### [Challenge]
Write the data out again, exactly as given.

[Lines of data]
########################################

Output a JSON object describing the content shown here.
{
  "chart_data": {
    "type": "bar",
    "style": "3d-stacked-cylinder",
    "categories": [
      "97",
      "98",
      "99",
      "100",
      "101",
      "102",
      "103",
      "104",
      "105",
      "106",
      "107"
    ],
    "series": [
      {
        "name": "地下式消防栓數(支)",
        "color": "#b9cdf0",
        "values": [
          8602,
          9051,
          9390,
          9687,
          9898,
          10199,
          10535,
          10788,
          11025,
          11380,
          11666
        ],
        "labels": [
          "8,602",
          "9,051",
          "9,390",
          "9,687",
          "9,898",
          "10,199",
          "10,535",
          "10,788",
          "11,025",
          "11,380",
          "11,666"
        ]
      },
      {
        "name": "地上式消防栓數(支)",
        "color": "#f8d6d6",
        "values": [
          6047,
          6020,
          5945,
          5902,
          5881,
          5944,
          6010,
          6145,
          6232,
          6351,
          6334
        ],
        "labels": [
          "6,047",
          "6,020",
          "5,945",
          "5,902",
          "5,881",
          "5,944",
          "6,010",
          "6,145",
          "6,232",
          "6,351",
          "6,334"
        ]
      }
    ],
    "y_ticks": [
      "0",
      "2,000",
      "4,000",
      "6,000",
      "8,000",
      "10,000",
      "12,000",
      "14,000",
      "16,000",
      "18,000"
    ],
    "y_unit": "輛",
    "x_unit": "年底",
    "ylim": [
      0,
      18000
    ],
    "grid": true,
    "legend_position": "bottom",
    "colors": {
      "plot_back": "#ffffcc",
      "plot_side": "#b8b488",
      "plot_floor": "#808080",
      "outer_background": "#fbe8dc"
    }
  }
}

########################################

### [Exercise output]
Output a JSON object describing the content shown here.
{
  "chart_data": {
    "type": "bar",
    "style": "3d-stacked-cylinder",
    "categories": [
      "97",
      "98",
      "99",
      "100",
      "101",
      "102",
      "103",
      "104",
      "105",
      "106",
      "107"
    ],
    "series": [
      {
        "name": "地下式消防栓數(支)",
        "color": "#b9cdf0",
        "values": [
          8602,
          9051,
          9390,
          9687,
          9898,
          10199,
          10535,
          10788,
          11025,
          11380,
          11666
        ],
        "labels": [
          "8,602",
          "9,051",
          "9,390",
          "9,687",
          "9,898",
          "10,199",
          "10,535",
          "10,788",
          "11,025",
          "11,380",
          "11,666"
        ]
      },
      {
        "name": "地上式消防栓數(支)",
        "color": "#f8d6d6",
        "values": [
          6047,
          6020,
          5945,
          5902,
          5881,
          5944,
          6010,
          6145,
          6232,
          6351,
          6334
        ],
        "labels": [
          "6,047",
          "6,020",
          "5,945",
          "5,902",
          "5,881",
          "5,944",
          "6,010",
          "6,145",
          "6,232",
          "6,351",
          "6,334"
        ]
      }
    ],
    "y_ticks": [
      "0",
      "2,000",
      "4,000",
      "6,000",
      "8,000",
      "10,000",
      "12,000",
      "14,000",
      "16,000",
      "18,000"
    ],
    "y_unit": "輛",
    "x_unit": "年底",
    "ylim": [
      0,
      18000
    ],
    "grid": true,
    "legend_position": "bottom",
    "colors": {
      "plot_back": "#ffffcc",
      "plot_side": "#b8b488",
      "plot_floor": "#808080",
      "outer_background": "#fbe8dc"
    }
  }
}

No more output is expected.